# WORK TO DO
The data below needs to be returned exactly, line for line.

** Begin RECORDS PROVIDED **

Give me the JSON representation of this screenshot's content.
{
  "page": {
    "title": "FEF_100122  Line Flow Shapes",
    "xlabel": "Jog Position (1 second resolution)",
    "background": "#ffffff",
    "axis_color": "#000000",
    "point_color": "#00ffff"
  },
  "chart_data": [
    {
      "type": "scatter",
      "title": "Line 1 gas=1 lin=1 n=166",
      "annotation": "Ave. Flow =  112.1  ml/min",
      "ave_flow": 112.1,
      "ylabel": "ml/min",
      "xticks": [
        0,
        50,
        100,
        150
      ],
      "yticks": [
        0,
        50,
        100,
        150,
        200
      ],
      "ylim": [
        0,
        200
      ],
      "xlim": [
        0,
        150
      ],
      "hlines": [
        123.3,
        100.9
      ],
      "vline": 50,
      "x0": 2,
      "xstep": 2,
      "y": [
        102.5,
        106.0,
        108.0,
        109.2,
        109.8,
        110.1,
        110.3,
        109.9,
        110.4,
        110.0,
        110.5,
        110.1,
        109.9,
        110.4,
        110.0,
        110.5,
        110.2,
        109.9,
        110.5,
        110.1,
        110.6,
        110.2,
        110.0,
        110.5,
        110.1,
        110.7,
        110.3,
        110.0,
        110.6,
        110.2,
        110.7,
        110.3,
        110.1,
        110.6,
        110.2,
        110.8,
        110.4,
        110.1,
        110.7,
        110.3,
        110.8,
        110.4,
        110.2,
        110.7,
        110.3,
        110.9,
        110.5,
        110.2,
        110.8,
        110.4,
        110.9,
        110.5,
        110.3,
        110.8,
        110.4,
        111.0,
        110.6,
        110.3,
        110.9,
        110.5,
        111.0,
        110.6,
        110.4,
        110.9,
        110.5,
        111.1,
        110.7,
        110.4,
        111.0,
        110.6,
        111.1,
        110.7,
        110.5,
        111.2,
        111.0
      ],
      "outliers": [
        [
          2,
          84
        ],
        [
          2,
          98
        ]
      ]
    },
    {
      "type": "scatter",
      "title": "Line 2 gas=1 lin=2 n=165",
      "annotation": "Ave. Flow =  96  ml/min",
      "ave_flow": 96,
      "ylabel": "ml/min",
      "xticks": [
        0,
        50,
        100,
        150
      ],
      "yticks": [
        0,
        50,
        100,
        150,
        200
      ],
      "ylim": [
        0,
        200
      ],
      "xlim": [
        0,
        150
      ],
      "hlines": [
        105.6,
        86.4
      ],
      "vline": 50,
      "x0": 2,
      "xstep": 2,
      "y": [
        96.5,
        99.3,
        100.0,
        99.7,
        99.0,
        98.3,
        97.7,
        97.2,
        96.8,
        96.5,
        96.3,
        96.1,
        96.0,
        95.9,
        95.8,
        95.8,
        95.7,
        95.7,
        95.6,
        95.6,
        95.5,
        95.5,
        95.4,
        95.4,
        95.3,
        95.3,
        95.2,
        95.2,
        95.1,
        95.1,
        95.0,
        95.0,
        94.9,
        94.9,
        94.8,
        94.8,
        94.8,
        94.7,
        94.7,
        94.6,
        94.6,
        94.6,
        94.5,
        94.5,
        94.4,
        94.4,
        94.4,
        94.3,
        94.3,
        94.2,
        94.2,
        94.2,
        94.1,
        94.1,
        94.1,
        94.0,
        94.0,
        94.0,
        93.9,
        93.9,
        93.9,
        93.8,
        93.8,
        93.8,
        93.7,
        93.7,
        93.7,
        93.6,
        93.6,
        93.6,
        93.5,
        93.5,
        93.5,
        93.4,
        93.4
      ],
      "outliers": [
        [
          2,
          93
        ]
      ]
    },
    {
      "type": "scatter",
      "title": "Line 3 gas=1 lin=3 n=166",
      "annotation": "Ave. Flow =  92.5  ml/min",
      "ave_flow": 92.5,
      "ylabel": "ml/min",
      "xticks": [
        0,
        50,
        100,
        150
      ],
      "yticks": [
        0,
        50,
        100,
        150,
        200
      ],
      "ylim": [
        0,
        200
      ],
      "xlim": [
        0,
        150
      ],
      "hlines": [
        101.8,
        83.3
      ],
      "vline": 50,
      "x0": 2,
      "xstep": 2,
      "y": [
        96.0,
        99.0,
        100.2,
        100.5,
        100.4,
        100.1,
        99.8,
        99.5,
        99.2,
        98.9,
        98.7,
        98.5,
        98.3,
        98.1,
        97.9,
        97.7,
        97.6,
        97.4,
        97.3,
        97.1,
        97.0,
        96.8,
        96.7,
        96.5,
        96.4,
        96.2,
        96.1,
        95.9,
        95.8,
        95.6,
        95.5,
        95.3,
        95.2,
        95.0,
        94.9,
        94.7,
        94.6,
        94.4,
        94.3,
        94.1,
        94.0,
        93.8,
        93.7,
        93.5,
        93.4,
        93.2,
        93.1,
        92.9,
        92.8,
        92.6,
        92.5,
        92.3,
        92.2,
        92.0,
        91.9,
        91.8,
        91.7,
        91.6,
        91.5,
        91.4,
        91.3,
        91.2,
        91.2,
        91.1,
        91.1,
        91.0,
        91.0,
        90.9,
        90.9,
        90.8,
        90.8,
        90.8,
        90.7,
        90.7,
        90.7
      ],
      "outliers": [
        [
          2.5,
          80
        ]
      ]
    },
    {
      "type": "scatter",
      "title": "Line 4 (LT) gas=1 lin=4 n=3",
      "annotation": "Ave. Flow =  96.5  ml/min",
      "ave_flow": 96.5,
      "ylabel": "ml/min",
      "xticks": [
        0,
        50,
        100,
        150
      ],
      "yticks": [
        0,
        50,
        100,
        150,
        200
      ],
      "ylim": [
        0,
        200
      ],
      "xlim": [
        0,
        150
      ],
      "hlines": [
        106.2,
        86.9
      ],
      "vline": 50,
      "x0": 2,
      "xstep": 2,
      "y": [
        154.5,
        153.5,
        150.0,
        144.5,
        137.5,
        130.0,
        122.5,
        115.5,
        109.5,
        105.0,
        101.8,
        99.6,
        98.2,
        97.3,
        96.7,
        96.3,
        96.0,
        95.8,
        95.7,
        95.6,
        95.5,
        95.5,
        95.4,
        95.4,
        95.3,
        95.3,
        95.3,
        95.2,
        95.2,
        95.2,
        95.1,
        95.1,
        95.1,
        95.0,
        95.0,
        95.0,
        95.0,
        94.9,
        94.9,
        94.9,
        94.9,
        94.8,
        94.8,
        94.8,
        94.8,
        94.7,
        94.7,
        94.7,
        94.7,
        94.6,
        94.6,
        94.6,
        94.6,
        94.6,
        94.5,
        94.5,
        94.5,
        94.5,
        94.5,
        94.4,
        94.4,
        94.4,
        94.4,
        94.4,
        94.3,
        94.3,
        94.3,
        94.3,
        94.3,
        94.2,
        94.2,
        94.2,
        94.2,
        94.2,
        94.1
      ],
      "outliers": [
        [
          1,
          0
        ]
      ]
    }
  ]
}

** End RECORDS PROVIDED **

# OUTPUT
Give me the JSON representation of this screenshot's content.
{
  "page": {
    "title": "FEF_100122  Line Flow Shapes",
    "xlabel": "Jog Position (1 second resolution)",
    "background": "#ffffff",
    "axis_color": "#000000",
    "point_color": "#00ffff"
  },
  "chart_data": [
    {
      "type": "scatter",
      "title": "Line 1 gas=1 lin=1 n=166",
      "annotation": "Ave. Flow =  112.1  ml/min",
      "ave_flow": 112.1,
      "ylabel": "ml/min",
      "xticks": [
        0,
        50,
        100,
        150
      ],
      "yticks": [
        0,
        50,
        100,
        150,
        200
      ],
      "ylim": [
        0,
        200
      ],
      "xlim": [
        0,
        150
      ],
      "hlines": [
        123.3,
        100.9
      ],
      "vline": 50,
      "x0": 2,
      "xstep": 2,
      "y": [
        102.5,
        106.0,
        108.0,
        109.2,
        109.8,
        110.1,
        110.3,
        109.9,
        110.4,
        110.0,
        110.5,
        110.1,
        109.9,
        110.4,
        110.0,
        110.5,
        110.2,
        109.9,
        110.5,
        110.1,
        110.6,
        110.2,
        110.0,
        110.5,
        110.1,
        110.7,
        110.3,
        110.0,
        110.6,
        110.2,
        110.7,
        110.3,
        110.1,
        110.6,
        110.2,
        110.8,
        110.4,
        110.1,
        110.7,
        110.3,
        110.8,
        110.4,
        110.2,
        110.7,
        110.3,
        110.9,
        110.5,
        110.2,
        110.8,
        110.4,
        110.9,
        110.5,
        110.3,
        110.8,
        110.4,
        111.0,
        110.6,
        110.3,
        110.9,
        110.5,
        111.0,
        110.6,
        110.4,
        110.9,
        110.5,
        111.1,
        110.7,
        110.4,
        111.0,
        110.6,
        111.1,
        110.7,
        110.5,
        111.2,
        111.0
      ],
      "outliers": [
        [
          2,
          84
        ],
        [
          2,
          98
        ]
      ]
    },
    {
      "type": "scatter",
      "title": "Line 2 gas=1 lin=2 n=165",
      "annotation": "Ave. Flow =  96  ml/min",
      "ave_flow": 96,
      "ylabel": "ml/min",
      "xticks": [
        0,
        50,
        100,
        150
      ],
      "yticks": [
        0,
        50,
        100,
        150,
        200
      ],
      "ylim": [
        0,
        200
      ],
      "xlim": [
        0,
        150
      ],
      "hlines": [
        105.6,
        86.4
      ],
      "vline": 50,
      "x0": 2,
      "xstep": 2,
      "y": [
        96.5,
        99.3,
        100.0,
        99.7,
        99.0,
        98.3,
        97.7,
        97.2,
        96.8,
        96.5,
        96.3,
        96.1,
        96.0,
        95.9,
        95.8,
        95.8,
        95.7,
        95.7,
        95.6,
        95.6,
        95.5,
        95.5,
        95.4,
        95.4,
        95.3,
        95.3,
        95.2,
        95.2,
        95.1,
        95.1,
        95.0,
        95.0,
        94.9,
        94.9,
        94.8,
        94.8,
        94.8,
        94.7,
        94.7,
        94.6,
        94.6,
        94.6,
        94.5,
        94.5,
        94.4,
        94.4,
        94.4,
        94.3,
        94.3,
        94.2,
        94.2,
        94.2,
        94.1,
        94.1,
        94.1,
        94.0,
        94.0,
        94.0,
        93.9,
        93.9,
        93.9,
        93.8,
        93.8,
        93.8,
        93.7,
        93.7,
        93.7,
        93.6,
        93.6,
        93.6,
        93.5,
        93.5,
        93.5,
        93.4,
        93.4
      ],
      "outliers": [
        [
          2,
          93
        ]
      ]
    },
    {
      "type": "scatter",
      "title": "Line 3 gas=1 lin=3 n=166",
      "annotation": "Ave. Flow =  92.5  ml/min",
      "ave_flow": 92.5,
      "ylabel": "ml/min",
      "xticks": [
        0,
        50,
        100,
        150
      ],
      "yticks": [
        0,
        50,
        100,
        150,
        200
      ],
      "ylim": [
        0,
        200
      ],
      "xlim": [
        0,
        150
      ],
      "hlines": [
        101.8,
        83.3
      ],
      "vline": 50,
      "x0": 2,
      "xstep": 2,
      "y": [
        96.0,
        99.0,
        100.2,
        100.5,
        100.4,
        100.1,
        99.8,
        99.5,
        99.2,
        98.9,
        98.7,
        98.5,
        98.3,
        98.1,
        97.9,
        97.7,
        97.6,
        97.4,
        97.3,
        97.1,
        97.0,
        96.8,
        96.7,
        96.5,
        96.4,
        96.2,
        96.1,
        95.9,
        95.8,
        95.6,
        95.5,
        95.3,
        95.2,
        95.0,
        94.9,
        94.7,
        94.6,
        94.4,
        94.3,
        94.1,
        94.0,
        93.8,
        93.7,
        93.5,
        93.4,
        93.2,
        93.1,
        92.9,
        92.8,
        92.6,
        92.5,
        92.3,
        92.2,
        92.0,
        91.9,
        91.8,
        91.7,
        91.6,
        91.5,
        91.4,
        91.3,
        91.2,
        91.2,
        91.1,
        91.1,
        91.0,
        91.0,
        90.9,
        90.9,
        90.8,
        90.8,
        90.8,
        90.7,
        90.7,
        90.7
      ],
      "outliers": [
        [
          2.5,
          80
        ]
      ]
    },
    {
      "type": "scatter",
      "title": "Line 4 (LT) gas=1 lin=4 n=3",
      "annotation": "Ave. Flow =  96.5  ml/min",
      "ave_flow": 96.5,
      "ylabel": "ml/min",
      "xticks": [
        0,
        50,
        100,
        150
      ],
      "yticks": [
        0,
        50,
        100,
        150,
        200
      ],
      "ylim": [
        0,
        200
      ],
      "xlim": [
        0,
        150
      ],
      "hlines": [
        106.2,
        86.9
      ],
      "vline": 50,
      "x0": 2,
      "xstep": 2,
      "y": [
        154.5,
        153.5,
        150.0,
        144.5,
        137.5,
        130.0,
        122.5,
        115.5,
        109.5,
        105.0,
        101.8,
        99.6,
        98.2,
        97.3,
        96.7,
        96.3,
        96.0,
        95.8,
        95.7,
        95.6,
        95.5,
        95.5,
        95.4,
        95.4,
        95.3,
        95.3,
        95.3,
        95.2,
        95.2,
        95.2,
        95.1,
        95.1,
        95.1,
        95.0,
        95.0,
        95.0,
        95.0,
        94.9,
        94.9,
        94.9,
        94.9,
        94.8,
        94.8,
        94.8,
        94.8,
        94.7,
        94.7,
        94.7,
        94.7,
        94.6,
        94.6,
        94.6,
        94.6,
        94.6,
        94.5,
        94.5,
        94.5,
        94.5,
        94.5,
        94.4,
        94.4,
        94.4,
        94.4,
        94.4,
        94.3,
        94.3,
        94.3,
        94.3,
        94.3,
        94.2,
        94.2,
        94.2,
        94.2,
        94.2,
        94.1
      ],
      "outliers": [
        [
          1,
          0
        ]
      ]
    }
  ]
}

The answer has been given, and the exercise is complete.